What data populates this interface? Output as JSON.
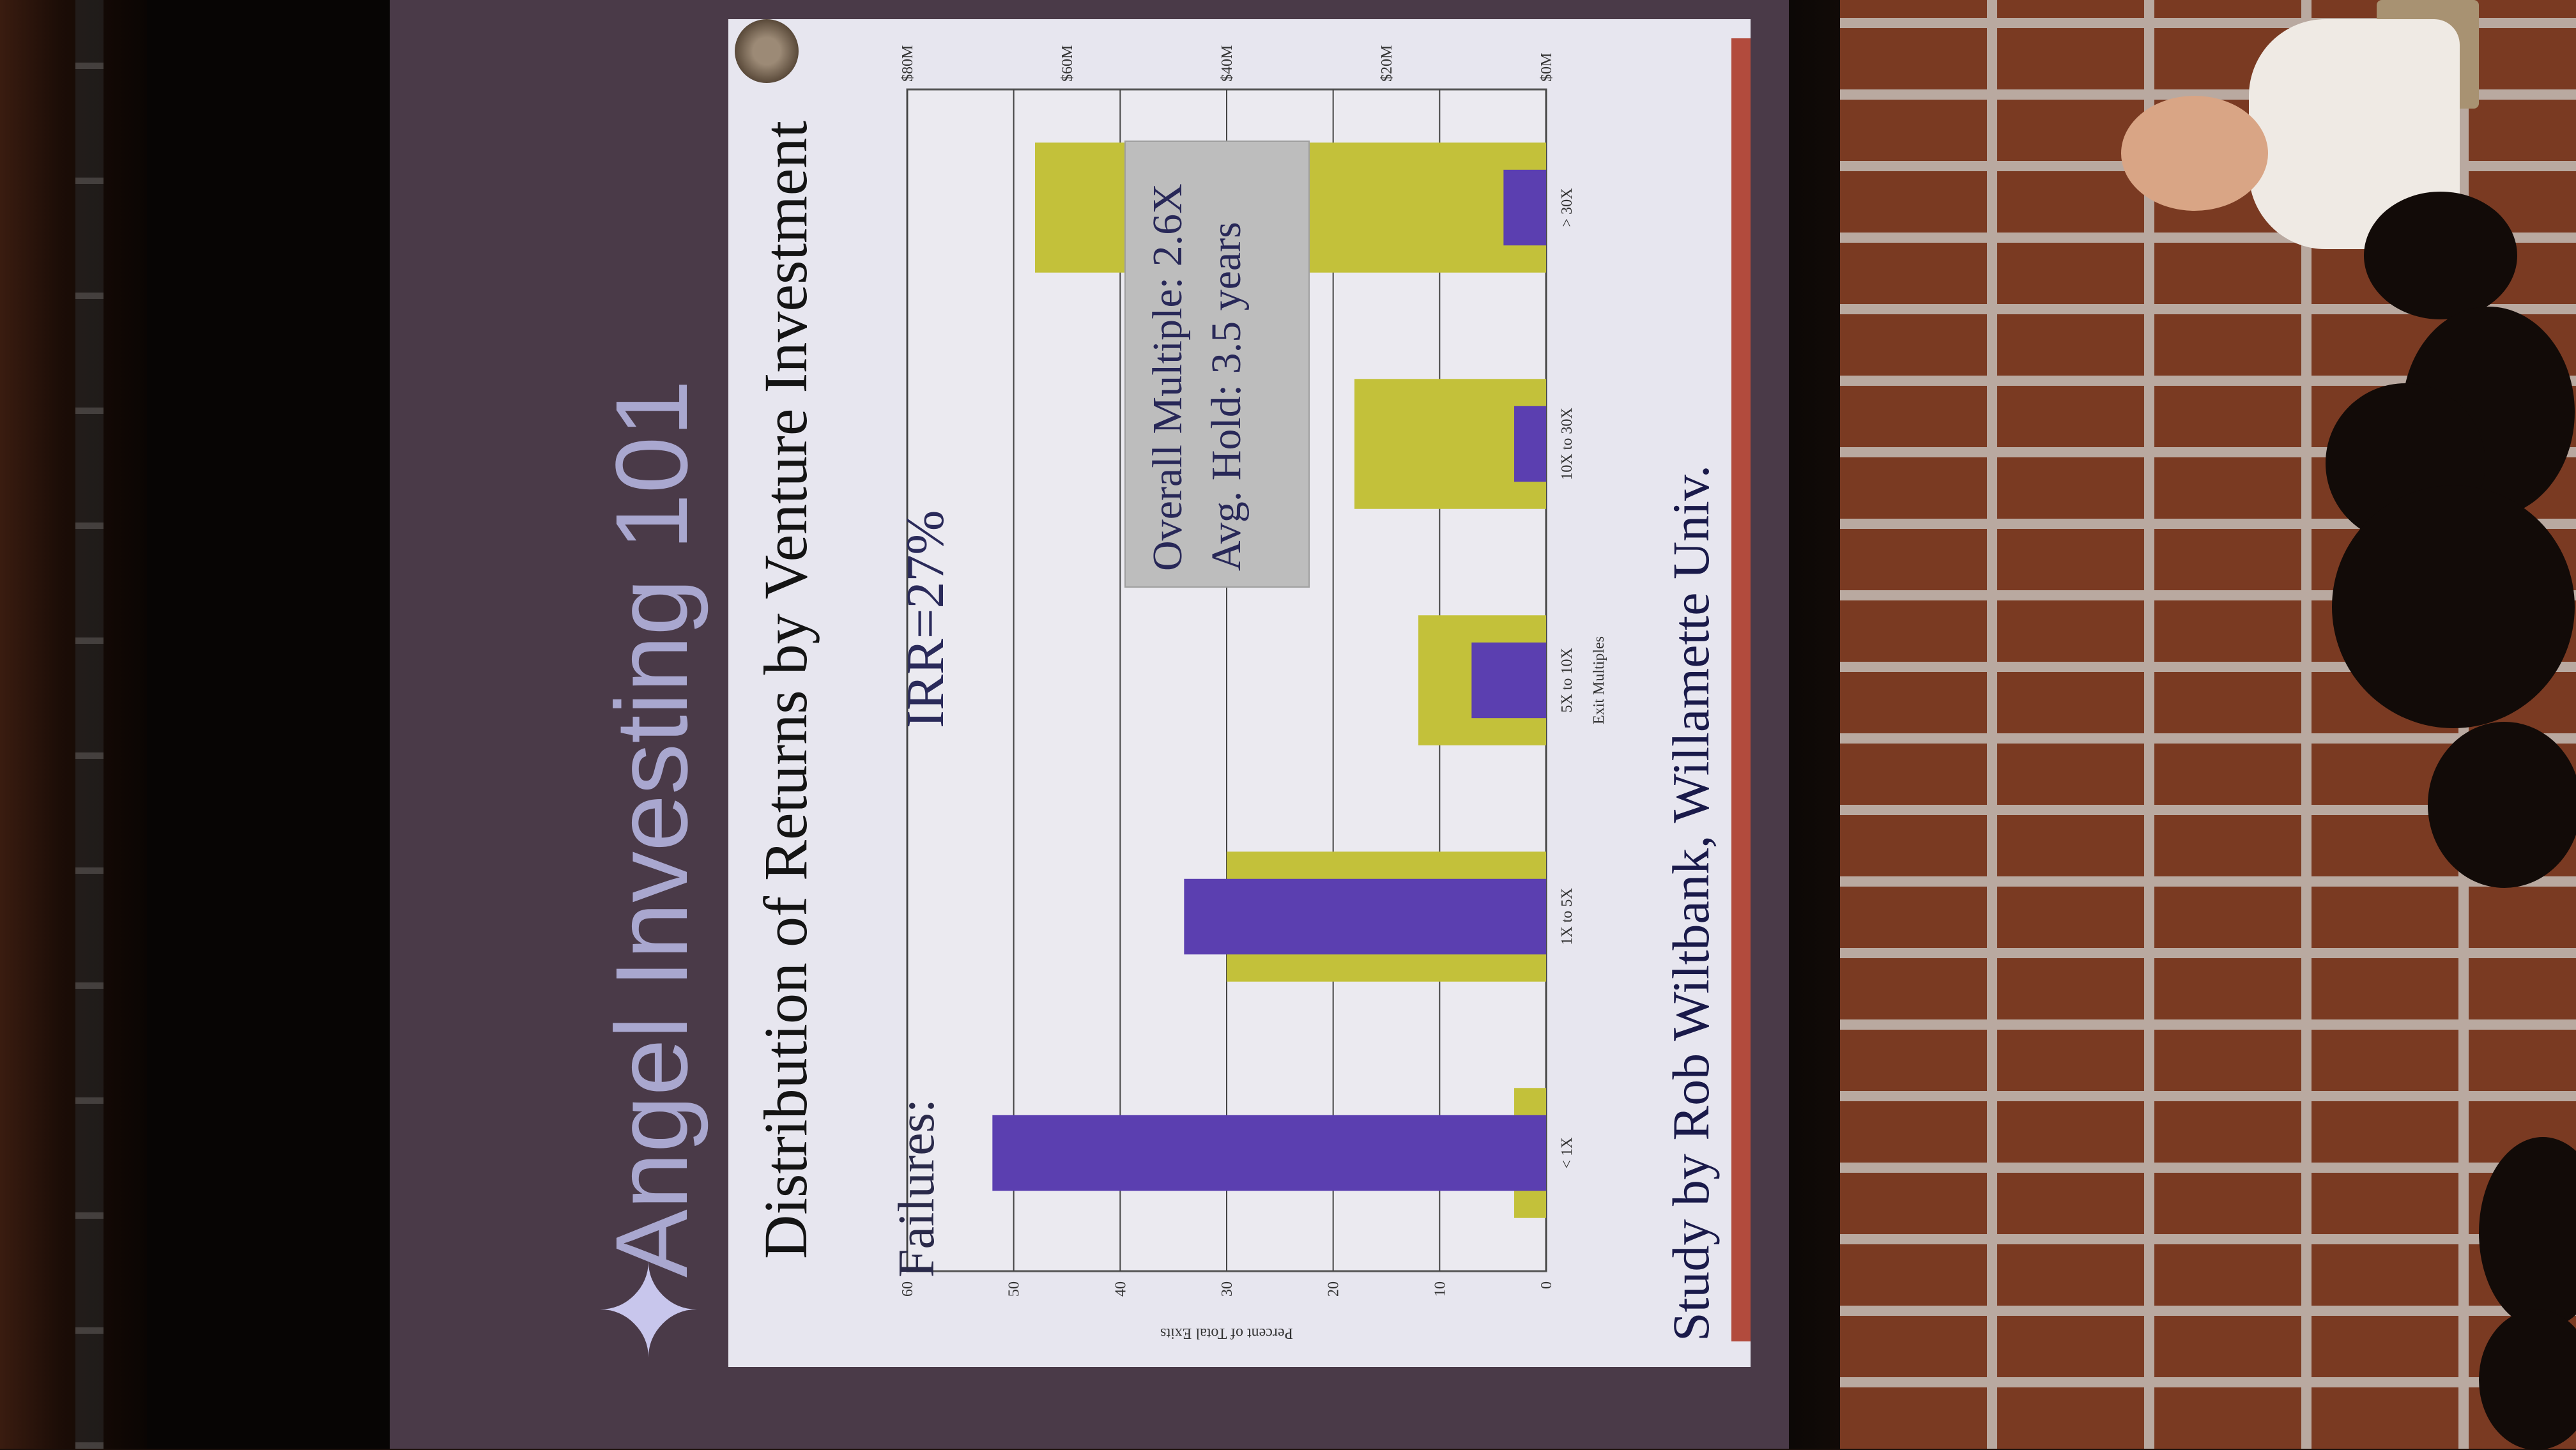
{
  "slide": {
    "title": "Angel Investing 101",
    "chart_title": "Distribution of Returns by Venture Investment",
    "failures_label": "Failures:",
    "irr_label": "IRR=27%",
    "stats": [
      "Overall Multiple: 2.6X",
      "Avg. Hold: 3.5 years"
    ],
    "footer": "Study by Rob Wiltbank, Willamette Univ."
  },
  "chart_data": {
    "type": "bar",
    "ylabel": "Percent of Total Exits",
    "xlabel": "Exit Multiples",
    "ylim": [
      0,
      60
    ],
    "yticks": [
      "0",
      "10",
      "20",
      "30",
      "40",
      "50",
      "60"
    ],
    "categories": [
      "< 1X",
      "1X to 5X",
      "5X to 10X",
      "10X to 30X",
      "> 30X"
    ],
    "series": [
      {
        "values": [
          52,
          34,
          7,
          3,
          4
        ],
        "color": "#5b3fb0"
      },
      {
        "values": [
          3,
          30,
          12,
          18,
          48
        ],
        "color": "#c3c13a"
      }
    ],
    "right_axis_ticks": [
      "$0M",
      "$20M",
      "$40M",
      "$60M",
      "$80M"
    ],
    "grid": true
  },
  "colors": {
    "panel": "#e7e6ef",
    "purple": "#5b3fb0",
    "olive": "#c3c13a",
    "footer_bar": "#b24b3d"
  },
  "icons": [
    "star-logo-icon",
    "university-seal-icon"
  ]
}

=-=-=

### [Exercise task]
Reproduce every record above exactly, but leave out the pictures.

### [The result]
What data populates this interface? Output as JSON.
{
  "slide": {
    "title": "Angel Investing 101",
    "chart_title": "Distribution of Returns by Venture Investment",
    "failures_label": "Failures:",
    "irr_label": "IRR=27%",
    "stats": [
      "Overall Multiple: 2.6X",
      "Avg. Hold: 3.5 years"
    ],
    "footer": "Study by Rob Wiltbank, Willamette Univ."
  },
  "chart_data": {
    "type": "bar",
    "ylabel": "Percent of Total Exits",
    "xlabel": "Exit Multiples",
    "ylim": [
      0,
      60
    ],
    "yticks": [
      "0",
      "10",
      "20",
      "30",
      "40",
      "50",
      "60"
    ],
    "categories": [
      "< 1X",
      "1X to 5X",
      "5X to 10X",
      "10X to 30X",
      "> 30X"
    ],
    "series": [
      {
        "values": [
          52,
          34,
          7,
          3,
          4
        ],
        "color": "#5b3fb0"
      },
      {
        "values": [
          3,
          30,
          12,
          18,
          48
        ],
        "color": "#c3c13a"
      }
    ],
    "right_axis_ticks": [
      "$0M",
      "$20M",
      "$40M",
      "$60M",
      "$80M"
    ],
    "grid": true
  },
  "colors": {
    "panel": "#e7e6ef",
    "purple": "#5b3fb0",
    "olive": "#c3c13a",
    "footer_bar": "#b24b3d"
  },
  "icons": [
    "star-logo-icon",
    "university-seal-icon"
  ]
}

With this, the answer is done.